EXTRAIT DU TEXTE ▸
=====

Parce que la densité de population dans cette région du Japon est 15 fois supérieure à celle de l’Ukraine, les conséquences sur la population ne peuvent pas encore être évaluées.
L’accident révèle ainsi que les conséquences d’une telle catastrophe nucléaire sont totalement hors contrôle. Les irresponsables politiques avaient le choix entre la peste et le choléra : soit laisser se dérouler l’accident, sans aucun moyen d’intervention, soit tenter de refroidir le cœur des réacteurs avec de l’eau de mer, mais en acceptant ainsi une plus grande propagation de la radioactivité à travers la diffusion qui a infiltré les dispositifs d’extinction. Le gouvernement, impuissant, a opté pour la contamination de l’eau de mer, par des eaux d’extinction hautement radioactives.

=====

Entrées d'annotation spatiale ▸
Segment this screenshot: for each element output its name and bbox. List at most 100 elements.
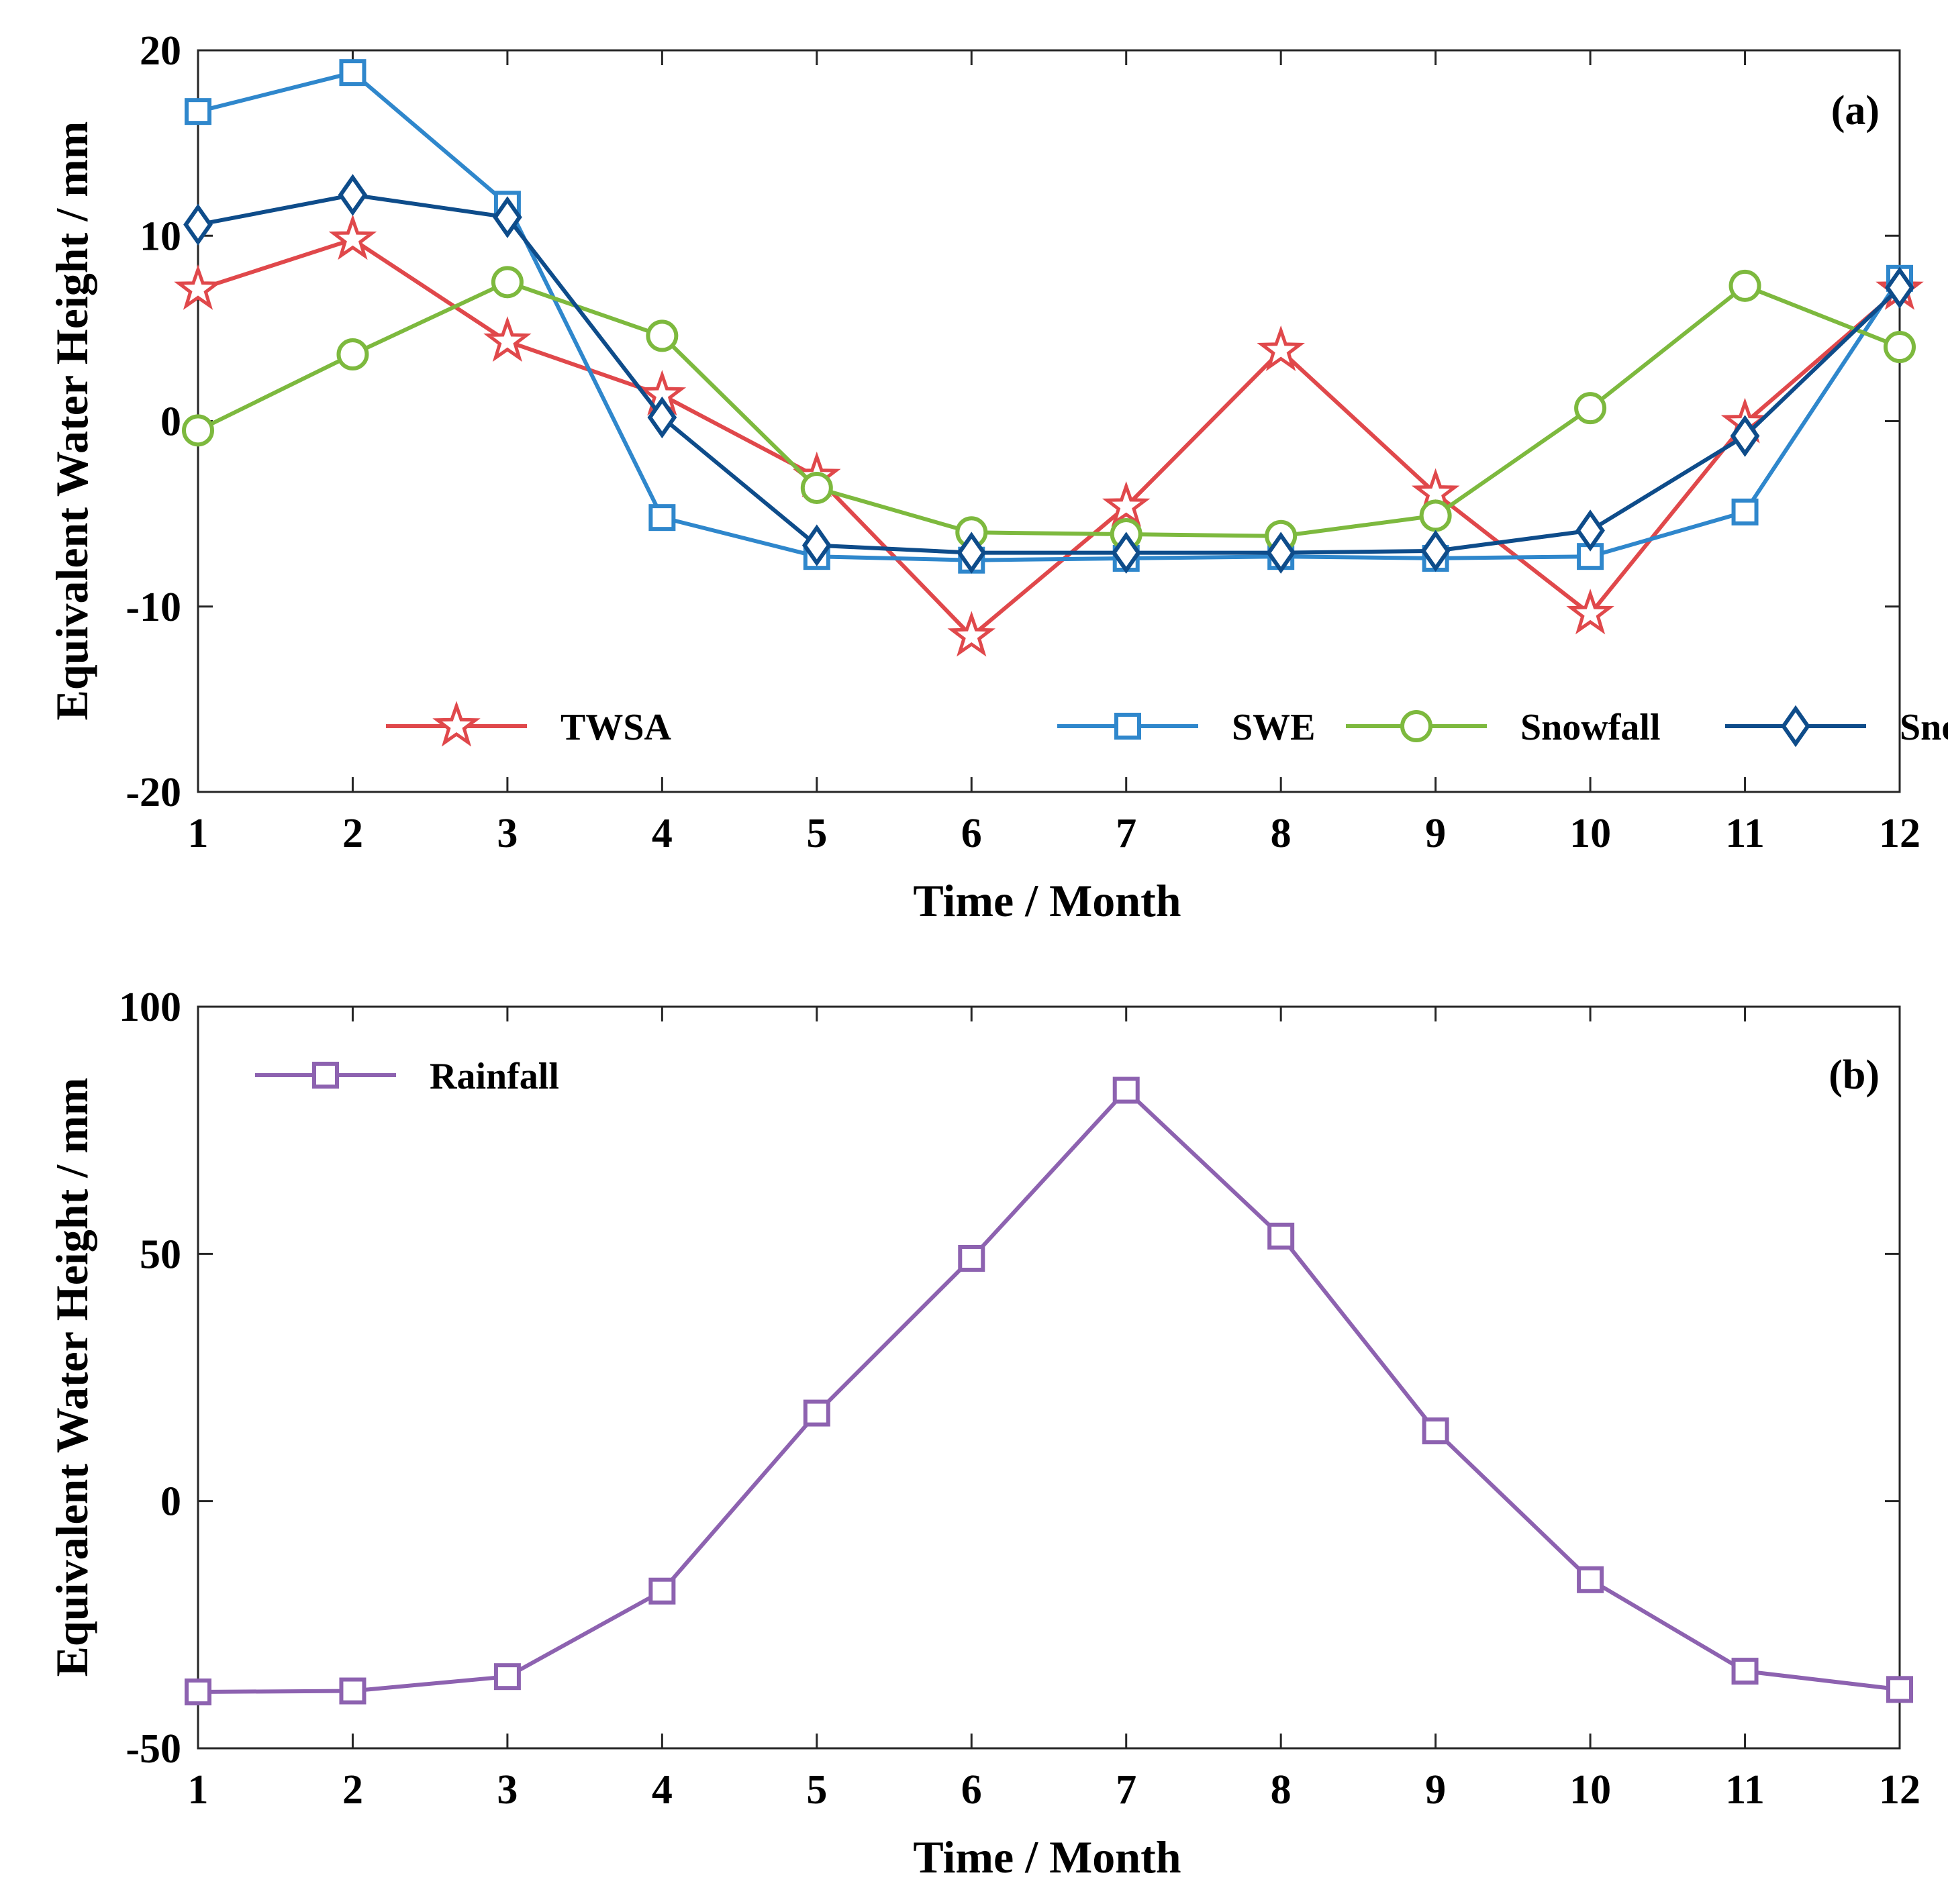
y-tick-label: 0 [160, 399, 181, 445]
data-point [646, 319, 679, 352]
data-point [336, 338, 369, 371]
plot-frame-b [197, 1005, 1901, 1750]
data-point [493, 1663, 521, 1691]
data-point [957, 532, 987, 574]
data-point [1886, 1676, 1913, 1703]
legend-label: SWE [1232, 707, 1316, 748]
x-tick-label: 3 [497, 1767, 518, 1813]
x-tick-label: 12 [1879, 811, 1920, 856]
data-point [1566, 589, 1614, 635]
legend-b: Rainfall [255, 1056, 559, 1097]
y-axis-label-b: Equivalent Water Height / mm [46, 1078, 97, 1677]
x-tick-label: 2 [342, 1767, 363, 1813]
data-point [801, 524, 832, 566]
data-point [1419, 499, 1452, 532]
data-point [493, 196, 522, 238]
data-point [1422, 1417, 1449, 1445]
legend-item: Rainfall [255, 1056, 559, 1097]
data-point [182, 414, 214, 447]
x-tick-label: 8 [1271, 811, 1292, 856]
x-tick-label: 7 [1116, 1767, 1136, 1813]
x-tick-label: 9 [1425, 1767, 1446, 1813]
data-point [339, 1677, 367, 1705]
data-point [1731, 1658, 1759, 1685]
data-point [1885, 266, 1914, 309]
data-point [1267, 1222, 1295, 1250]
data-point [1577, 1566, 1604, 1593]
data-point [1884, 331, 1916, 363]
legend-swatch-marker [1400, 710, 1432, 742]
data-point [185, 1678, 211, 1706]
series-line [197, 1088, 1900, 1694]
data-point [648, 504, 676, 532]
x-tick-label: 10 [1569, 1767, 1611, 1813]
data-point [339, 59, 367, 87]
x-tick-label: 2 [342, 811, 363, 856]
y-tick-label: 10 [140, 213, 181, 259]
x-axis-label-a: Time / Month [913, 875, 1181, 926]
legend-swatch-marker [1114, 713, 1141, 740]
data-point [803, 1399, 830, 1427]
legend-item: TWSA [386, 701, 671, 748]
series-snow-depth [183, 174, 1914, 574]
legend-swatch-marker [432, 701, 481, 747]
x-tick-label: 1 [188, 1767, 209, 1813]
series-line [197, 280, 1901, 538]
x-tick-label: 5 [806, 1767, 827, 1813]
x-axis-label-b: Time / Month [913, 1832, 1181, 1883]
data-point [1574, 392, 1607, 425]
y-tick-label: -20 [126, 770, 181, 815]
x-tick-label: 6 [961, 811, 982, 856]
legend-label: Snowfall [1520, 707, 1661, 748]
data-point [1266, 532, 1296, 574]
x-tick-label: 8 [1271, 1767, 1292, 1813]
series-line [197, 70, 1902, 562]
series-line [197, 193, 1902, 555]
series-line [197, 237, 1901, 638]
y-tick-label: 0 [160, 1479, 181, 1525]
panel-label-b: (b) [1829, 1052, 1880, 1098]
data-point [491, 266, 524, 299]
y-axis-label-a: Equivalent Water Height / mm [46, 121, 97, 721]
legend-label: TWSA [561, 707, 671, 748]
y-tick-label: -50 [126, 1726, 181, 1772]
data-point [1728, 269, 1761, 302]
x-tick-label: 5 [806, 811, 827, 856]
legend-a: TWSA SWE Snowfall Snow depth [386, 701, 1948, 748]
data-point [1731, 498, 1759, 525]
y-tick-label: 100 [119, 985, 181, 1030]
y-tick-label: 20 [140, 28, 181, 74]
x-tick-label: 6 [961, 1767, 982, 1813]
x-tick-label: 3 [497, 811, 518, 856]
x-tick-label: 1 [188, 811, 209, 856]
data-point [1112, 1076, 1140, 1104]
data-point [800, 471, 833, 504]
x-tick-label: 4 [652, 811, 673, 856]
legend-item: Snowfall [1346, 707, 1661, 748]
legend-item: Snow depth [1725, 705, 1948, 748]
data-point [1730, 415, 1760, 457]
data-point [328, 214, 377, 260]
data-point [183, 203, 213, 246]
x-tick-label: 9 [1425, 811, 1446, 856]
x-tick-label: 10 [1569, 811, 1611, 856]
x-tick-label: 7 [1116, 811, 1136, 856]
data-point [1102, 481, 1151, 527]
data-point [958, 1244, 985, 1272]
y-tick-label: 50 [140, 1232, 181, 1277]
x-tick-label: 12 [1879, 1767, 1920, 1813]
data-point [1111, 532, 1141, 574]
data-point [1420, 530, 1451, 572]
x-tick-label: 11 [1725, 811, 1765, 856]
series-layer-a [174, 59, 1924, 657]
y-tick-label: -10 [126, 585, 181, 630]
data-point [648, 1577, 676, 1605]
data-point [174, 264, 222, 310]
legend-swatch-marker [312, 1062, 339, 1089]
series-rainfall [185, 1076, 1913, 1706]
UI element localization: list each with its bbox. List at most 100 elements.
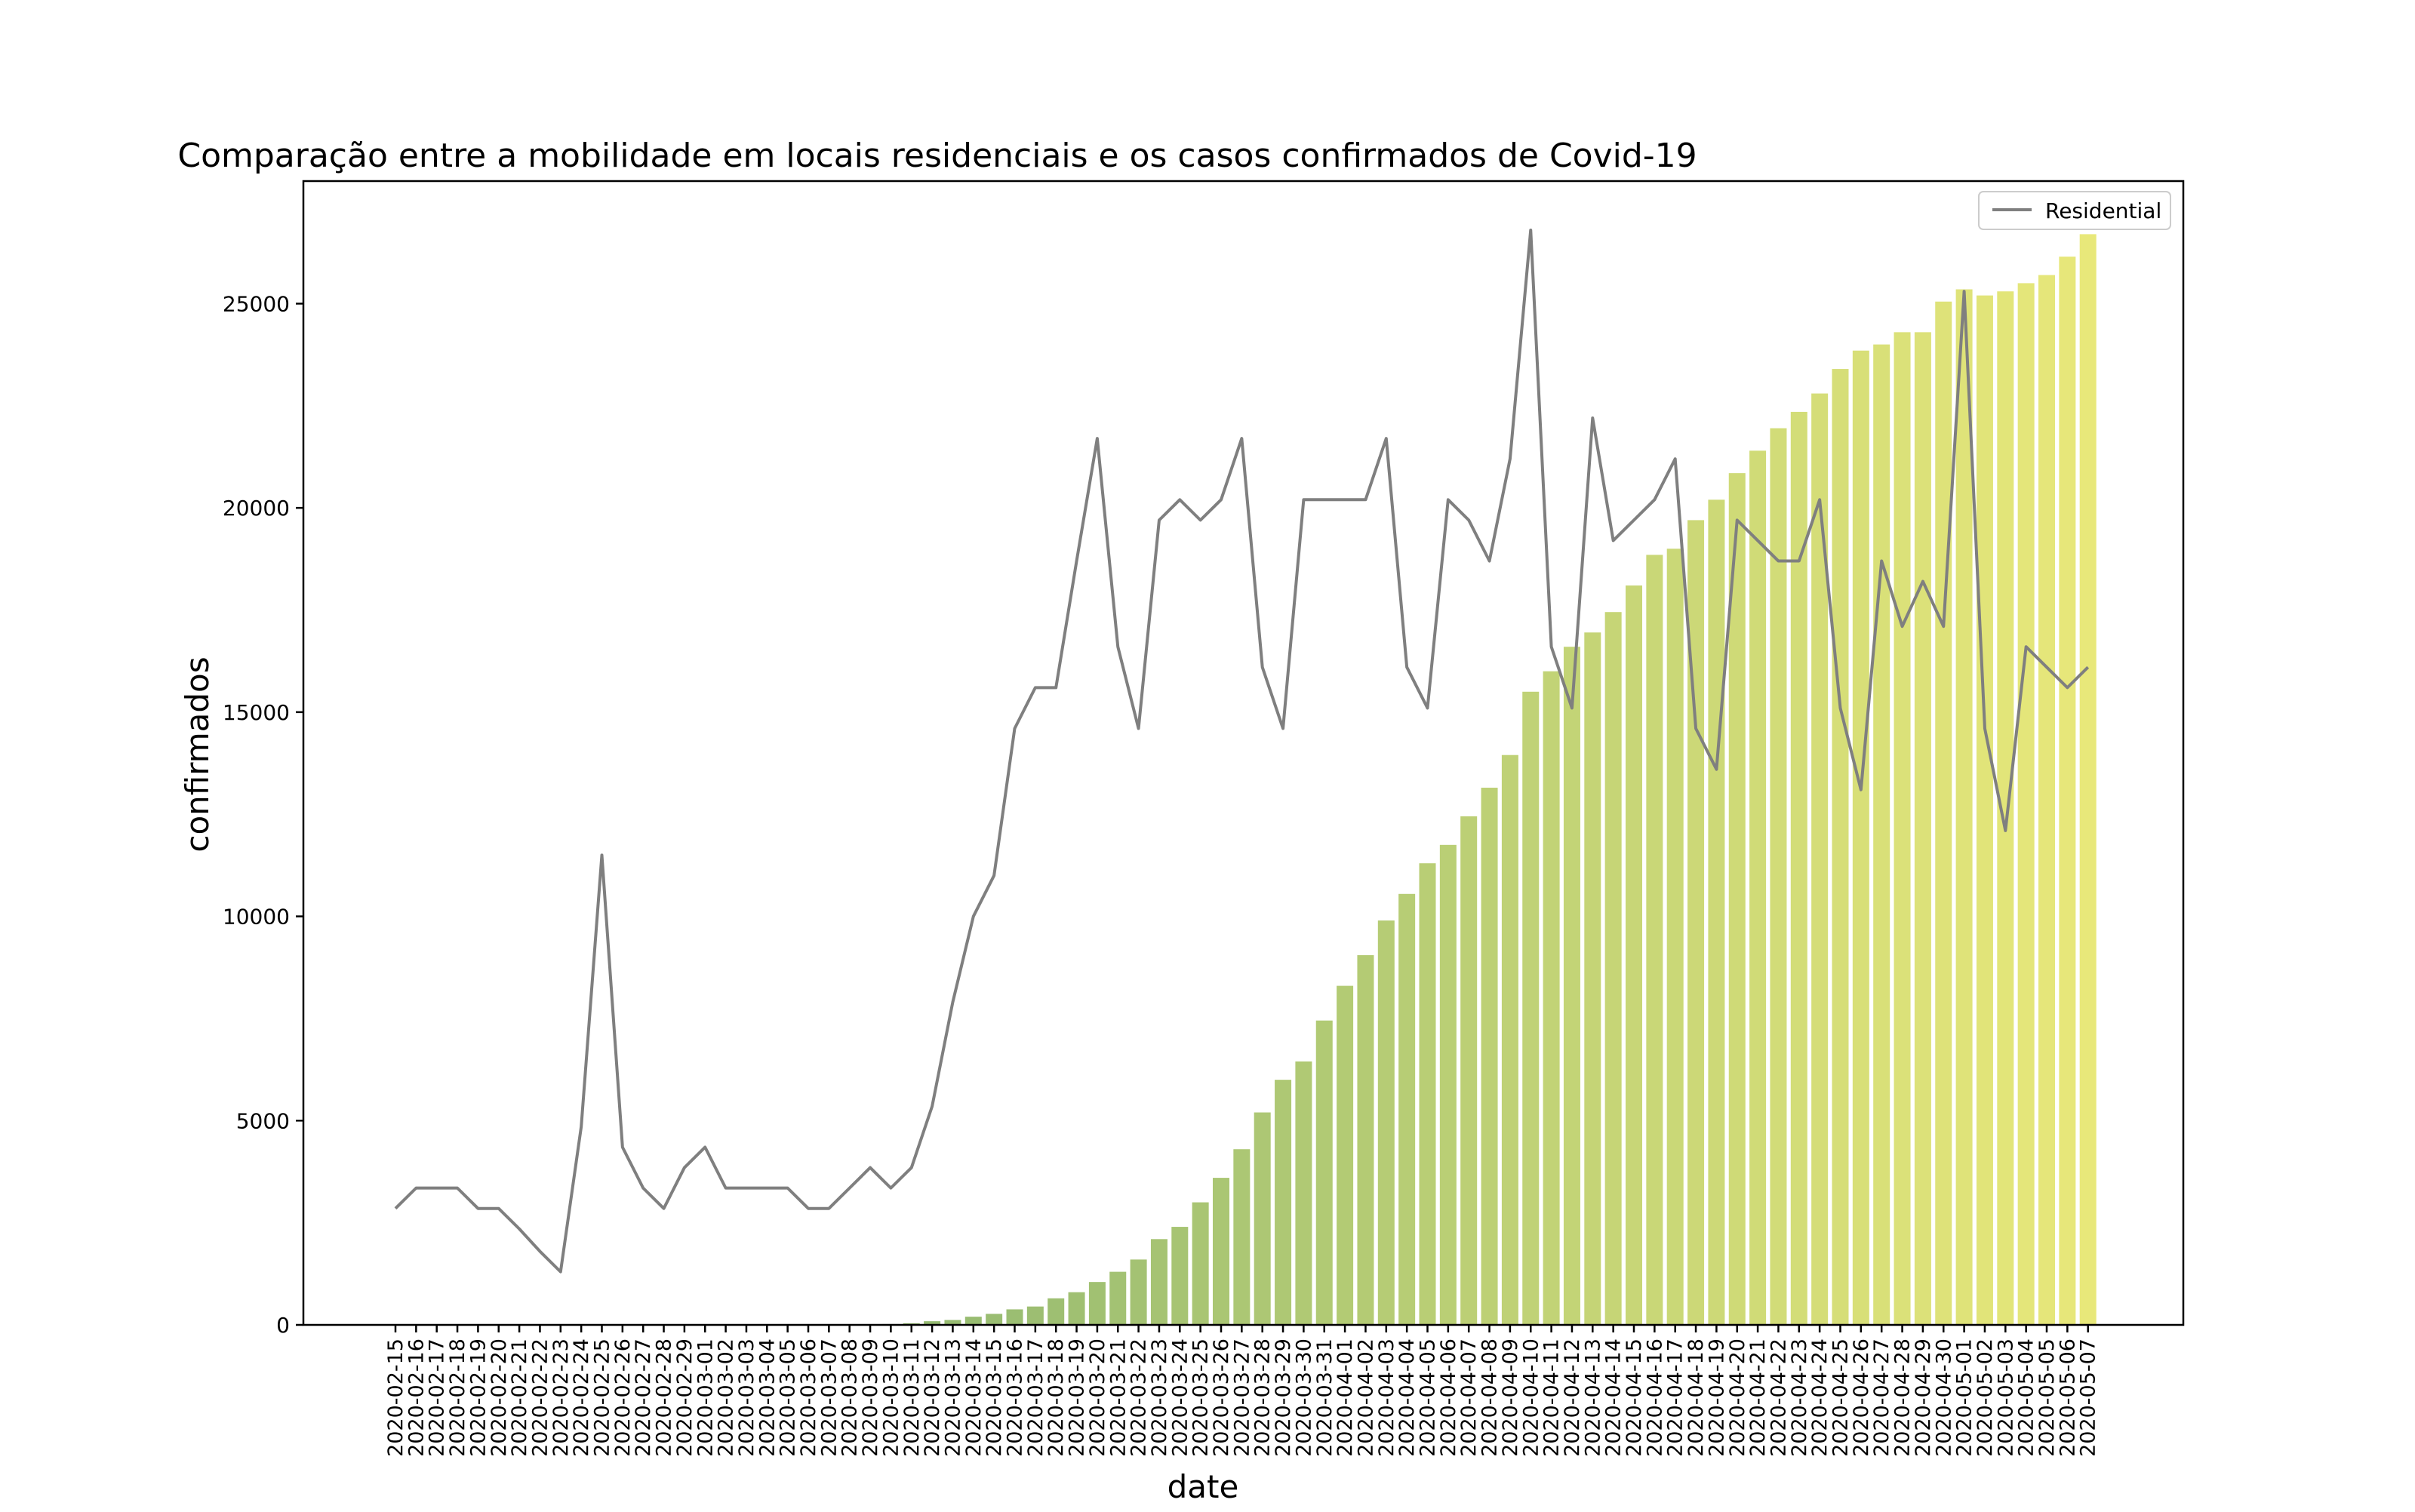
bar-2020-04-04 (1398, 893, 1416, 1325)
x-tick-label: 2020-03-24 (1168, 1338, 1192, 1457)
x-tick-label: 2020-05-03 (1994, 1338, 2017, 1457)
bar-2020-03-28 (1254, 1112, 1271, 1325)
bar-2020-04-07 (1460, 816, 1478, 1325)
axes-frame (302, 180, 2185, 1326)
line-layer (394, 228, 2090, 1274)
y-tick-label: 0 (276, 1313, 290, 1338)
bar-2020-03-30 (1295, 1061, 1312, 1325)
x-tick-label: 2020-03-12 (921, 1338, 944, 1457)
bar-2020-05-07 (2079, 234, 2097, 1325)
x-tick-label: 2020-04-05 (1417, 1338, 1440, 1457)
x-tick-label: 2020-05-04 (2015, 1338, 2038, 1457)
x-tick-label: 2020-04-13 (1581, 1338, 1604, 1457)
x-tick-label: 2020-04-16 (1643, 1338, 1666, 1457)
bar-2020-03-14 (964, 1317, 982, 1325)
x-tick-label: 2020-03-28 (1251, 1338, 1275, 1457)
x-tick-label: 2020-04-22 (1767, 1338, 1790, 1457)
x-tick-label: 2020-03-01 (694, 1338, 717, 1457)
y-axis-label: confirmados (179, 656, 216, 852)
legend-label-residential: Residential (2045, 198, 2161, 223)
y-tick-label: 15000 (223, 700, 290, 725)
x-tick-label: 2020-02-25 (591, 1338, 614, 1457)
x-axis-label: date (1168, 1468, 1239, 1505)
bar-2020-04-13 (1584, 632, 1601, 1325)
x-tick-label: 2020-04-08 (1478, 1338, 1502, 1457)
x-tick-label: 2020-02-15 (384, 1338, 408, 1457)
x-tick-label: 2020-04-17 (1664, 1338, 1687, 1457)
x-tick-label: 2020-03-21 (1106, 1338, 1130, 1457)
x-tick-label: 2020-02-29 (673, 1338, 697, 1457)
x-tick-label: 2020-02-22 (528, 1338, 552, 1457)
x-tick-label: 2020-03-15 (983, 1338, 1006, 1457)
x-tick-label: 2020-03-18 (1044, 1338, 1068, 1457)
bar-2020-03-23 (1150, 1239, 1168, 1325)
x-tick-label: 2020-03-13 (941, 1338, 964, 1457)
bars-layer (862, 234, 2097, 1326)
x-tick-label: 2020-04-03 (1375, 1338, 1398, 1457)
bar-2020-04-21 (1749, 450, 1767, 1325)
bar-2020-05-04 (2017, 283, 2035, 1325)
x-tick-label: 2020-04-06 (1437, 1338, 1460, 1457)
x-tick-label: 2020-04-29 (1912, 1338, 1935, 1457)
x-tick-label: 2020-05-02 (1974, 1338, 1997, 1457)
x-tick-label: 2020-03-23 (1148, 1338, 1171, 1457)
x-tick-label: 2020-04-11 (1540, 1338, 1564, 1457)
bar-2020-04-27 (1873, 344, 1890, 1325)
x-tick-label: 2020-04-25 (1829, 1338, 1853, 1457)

=====

CONSIGNE DONNÉE A ▸ Renvoyez le passage de l'extrait sur la catastrophe nucléaire au Japon situé entre "Parce que la" et "encore être évaluées.", bornes incluses.
CONSIGNE DONNÉE B ▸ Selon l'extrait sur la catastrophe nucléaire au Japon, combien de fois la densité de population de la région touchée dépasse-t-elle celle de l'Ukraine ?
Ces entrées ne jouent aucun rôle ici.

RÉPONSE ATTENDUE A ▸
Parce que la densité de population dans cette région du Japon est 15 fois supérieure à celle de l’Ukraine, les conséquences sur la population ne peuvent pas encore être évaluées.

RÉPONSE ATTENDUE B ▸ Elle est 15 fois supérieure.